Records from a data source
• • • •
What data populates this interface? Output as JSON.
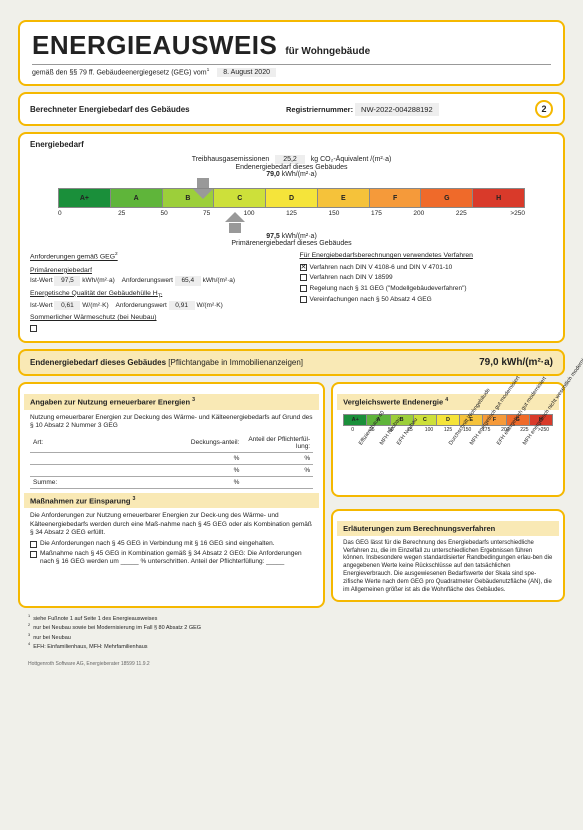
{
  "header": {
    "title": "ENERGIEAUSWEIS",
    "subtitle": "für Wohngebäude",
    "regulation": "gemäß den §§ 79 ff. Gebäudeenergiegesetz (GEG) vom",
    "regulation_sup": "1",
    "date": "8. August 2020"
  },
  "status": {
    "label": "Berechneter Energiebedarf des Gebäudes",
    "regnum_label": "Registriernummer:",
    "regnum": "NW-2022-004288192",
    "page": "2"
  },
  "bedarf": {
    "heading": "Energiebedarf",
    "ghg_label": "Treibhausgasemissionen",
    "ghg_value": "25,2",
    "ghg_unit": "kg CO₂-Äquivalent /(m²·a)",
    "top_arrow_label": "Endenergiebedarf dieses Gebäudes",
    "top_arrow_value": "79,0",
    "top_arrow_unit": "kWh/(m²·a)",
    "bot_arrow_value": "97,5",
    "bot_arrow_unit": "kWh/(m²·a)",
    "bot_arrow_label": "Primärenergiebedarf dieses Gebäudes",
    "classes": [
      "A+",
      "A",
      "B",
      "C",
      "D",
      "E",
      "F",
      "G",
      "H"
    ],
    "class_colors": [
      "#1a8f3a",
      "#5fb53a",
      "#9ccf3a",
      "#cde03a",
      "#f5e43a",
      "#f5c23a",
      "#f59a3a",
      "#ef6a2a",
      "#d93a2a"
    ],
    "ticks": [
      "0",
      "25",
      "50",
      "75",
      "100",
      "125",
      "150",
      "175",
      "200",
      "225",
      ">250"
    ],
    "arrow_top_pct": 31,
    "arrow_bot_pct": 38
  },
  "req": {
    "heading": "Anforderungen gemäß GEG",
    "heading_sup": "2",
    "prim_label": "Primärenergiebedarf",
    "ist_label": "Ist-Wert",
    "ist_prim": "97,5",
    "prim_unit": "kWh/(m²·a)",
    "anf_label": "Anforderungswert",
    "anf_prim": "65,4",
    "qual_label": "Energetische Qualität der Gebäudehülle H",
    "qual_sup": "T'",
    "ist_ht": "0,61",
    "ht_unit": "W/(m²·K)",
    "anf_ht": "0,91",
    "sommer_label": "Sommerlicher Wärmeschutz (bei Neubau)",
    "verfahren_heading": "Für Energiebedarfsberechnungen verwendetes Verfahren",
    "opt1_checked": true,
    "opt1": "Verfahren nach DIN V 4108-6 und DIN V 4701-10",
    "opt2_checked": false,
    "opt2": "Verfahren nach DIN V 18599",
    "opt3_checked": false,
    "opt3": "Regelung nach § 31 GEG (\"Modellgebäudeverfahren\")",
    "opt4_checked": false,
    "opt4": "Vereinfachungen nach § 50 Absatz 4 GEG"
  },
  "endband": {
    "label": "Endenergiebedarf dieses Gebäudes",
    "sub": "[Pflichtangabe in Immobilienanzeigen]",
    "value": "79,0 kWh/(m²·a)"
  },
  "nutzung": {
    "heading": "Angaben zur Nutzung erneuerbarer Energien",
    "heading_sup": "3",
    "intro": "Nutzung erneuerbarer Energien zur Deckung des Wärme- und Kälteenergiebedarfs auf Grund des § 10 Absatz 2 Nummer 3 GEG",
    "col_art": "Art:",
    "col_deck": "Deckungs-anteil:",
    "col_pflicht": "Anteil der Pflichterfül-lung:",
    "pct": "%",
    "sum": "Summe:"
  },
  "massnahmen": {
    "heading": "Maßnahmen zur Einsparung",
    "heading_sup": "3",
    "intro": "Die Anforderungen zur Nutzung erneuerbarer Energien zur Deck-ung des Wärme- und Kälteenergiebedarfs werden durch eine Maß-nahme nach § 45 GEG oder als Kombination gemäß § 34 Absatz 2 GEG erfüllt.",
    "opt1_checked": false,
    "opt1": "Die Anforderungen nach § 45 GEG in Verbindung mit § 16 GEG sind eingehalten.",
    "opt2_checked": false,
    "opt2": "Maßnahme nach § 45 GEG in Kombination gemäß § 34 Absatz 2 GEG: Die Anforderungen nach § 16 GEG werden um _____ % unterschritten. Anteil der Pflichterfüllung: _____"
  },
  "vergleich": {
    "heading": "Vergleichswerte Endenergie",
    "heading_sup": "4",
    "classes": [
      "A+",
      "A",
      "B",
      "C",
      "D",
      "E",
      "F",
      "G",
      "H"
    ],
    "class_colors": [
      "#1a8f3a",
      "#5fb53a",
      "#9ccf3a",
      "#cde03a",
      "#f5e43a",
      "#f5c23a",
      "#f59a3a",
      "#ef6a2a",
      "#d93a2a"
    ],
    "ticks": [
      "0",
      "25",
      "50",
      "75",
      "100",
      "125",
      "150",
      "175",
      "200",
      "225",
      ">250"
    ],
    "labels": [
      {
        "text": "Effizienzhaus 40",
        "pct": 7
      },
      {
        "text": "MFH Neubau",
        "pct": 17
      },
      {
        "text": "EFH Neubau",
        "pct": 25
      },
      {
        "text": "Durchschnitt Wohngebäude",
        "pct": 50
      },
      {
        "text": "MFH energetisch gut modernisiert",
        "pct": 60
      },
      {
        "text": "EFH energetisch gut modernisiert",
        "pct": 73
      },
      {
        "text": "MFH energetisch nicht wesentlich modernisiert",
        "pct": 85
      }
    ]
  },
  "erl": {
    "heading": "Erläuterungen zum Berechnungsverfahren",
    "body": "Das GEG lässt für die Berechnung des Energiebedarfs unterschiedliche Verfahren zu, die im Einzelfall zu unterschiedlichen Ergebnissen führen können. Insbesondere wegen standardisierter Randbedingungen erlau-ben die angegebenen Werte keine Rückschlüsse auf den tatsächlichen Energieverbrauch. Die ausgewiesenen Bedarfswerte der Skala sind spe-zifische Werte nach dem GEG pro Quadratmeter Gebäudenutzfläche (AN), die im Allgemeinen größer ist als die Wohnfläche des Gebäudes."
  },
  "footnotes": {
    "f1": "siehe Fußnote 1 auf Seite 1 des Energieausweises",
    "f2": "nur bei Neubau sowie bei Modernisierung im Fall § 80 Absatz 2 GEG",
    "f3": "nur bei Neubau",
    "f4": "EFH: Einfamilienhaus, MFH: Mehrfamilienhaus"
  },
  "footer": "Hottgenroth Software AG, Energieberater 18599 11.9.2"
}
• • • •
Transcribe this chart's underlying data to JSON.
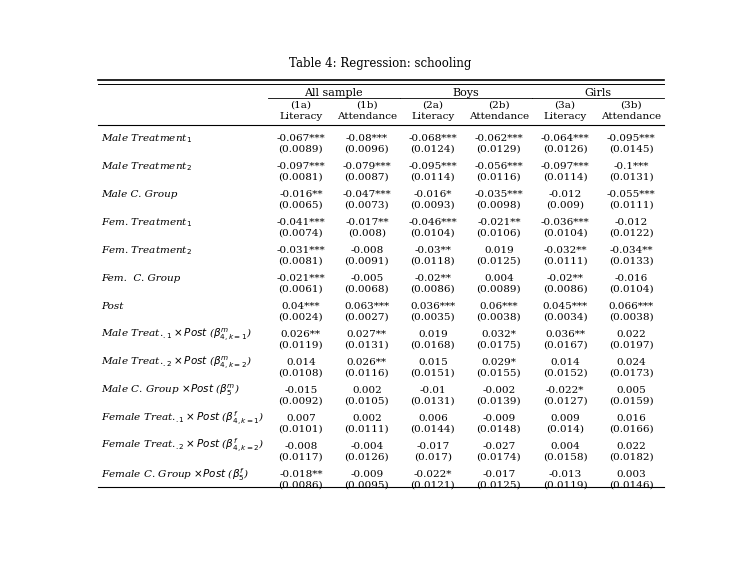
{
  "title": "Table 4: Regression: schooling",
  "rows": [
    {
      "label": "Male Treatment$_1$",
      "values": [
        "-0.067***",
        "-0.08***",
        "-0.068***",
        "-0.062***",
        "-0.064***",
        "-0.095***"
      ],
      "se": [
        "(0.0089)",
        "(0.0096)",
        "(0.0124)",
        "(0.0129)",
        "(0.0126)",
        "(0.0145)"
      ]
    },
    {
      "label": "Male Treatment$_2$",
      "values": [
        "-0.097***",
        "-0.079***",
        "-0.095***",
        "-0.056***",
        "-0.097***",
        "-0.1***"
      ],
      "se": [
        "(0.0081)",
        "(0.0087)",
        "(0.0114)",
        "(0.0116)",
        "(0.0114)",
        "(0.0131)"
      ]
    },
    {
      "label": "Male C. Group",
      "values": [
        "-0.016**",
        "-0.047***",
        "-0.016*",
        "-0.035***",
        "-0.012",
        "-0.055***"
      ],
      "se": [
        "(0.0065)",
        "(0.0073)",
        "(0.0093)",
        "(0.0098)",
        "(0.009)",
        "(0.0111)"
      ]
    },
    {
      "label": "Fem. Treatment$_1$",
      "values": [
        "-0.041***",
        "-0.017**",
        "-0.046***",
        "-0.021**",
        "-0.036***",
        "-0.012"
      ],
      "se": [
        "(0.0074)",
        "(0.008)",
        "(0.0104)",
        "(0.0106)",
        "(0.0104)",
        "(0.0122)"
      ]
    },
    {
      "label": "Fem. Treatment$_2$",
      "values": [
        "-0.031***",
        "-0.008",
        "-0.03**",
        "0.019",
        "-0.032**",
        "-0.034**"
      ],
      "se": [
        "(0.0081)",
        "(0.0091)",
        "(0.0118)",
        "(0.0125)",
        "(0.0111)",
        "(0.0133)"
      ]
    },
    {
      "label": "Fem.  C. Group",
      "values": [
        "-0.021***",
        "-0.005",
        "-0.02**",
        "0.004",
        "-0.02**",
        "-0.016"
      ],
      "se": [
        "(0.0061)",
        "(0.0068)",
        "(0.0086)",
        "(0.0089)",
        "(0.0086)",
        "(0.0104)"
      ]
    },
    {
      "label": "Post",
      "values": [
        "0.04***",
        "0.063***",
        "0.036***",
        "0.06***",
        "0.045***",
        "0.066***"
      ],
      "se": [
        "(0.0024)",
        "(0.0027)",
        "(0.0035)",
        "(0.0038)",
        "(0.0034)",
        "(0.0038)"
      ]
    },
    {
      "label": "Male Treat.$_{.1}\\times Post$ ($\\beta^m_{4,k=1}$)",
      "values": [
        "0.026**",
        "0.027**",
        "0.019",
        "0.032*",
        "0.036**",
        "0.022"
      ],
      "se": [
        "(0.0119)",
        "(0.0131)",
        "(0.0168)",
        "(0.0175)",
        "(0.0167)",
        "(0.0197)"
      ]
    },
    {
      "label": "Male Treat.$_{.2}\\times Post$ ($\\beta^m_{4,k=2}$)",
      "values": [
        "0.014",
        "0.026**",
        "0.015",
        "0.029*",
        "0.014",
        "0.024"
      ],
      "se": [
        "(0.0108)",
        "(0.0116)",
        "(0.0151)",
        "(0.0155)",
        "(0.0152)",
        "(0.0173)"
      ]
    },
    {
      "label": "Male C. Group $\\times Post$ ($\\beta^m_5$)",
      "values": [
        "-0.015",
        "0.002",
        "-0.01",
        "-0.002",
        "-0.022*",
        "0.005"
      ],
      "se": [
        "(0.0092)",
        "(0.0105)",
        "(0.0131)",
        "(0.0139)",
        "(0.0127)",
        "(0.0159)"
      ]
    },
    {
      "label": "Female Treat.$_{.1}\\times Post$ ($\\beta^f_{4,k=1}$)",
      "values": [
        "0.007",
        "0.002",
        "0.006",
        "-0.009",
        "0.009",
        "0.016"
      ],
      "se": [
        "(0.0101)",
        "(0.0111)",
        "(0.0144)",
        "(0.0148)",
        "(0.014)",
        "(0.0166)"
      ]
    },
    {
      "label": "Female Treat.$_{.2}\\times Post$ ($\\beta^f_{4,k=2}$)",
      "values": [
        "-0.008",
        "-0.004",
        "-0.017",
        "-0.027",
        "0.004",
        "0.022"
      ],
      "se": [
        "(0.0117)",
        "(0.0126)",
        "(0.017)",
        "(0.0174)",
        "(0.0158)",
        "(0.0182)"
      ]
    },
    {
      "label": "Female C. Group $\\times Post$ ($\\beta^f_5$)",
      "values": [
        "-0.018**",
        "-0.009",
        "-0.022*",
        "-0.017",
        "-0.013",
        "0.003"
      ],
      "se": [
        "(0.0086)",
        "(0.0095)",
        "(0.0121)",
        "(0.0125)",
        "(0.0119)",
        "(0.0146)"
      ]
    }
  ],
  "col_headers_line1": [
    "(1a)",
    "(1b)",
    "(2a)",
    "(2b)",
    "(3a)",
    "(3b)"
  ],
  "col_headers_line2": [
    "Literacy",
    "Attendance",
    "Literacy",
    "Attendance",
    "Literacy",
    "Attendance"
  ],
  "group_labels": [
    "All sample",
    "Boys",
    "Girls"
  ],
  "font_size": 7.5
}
• • • •
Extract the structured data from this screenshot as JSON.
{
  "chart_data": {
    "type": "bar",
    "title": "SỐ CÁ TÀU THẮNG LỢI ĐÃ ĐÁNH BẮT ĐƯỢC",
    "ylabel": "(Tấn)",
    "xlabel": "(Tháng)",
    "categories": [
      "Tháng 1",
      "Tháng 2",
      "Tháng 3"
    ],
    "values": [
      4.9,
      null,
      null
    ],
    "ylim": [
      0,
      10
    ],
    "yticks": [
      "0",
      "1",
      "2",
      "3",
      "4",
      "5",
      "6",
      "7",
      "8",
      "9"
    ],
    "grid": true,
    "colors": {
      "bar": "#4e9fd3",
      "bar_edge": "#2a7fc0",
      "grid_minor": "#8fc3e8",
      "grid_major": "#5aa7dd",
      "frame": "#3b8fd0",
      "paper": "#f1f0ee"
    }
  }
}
• • • •
Say how many lines of the material contain the word "Wohngebäude", with no other text.

2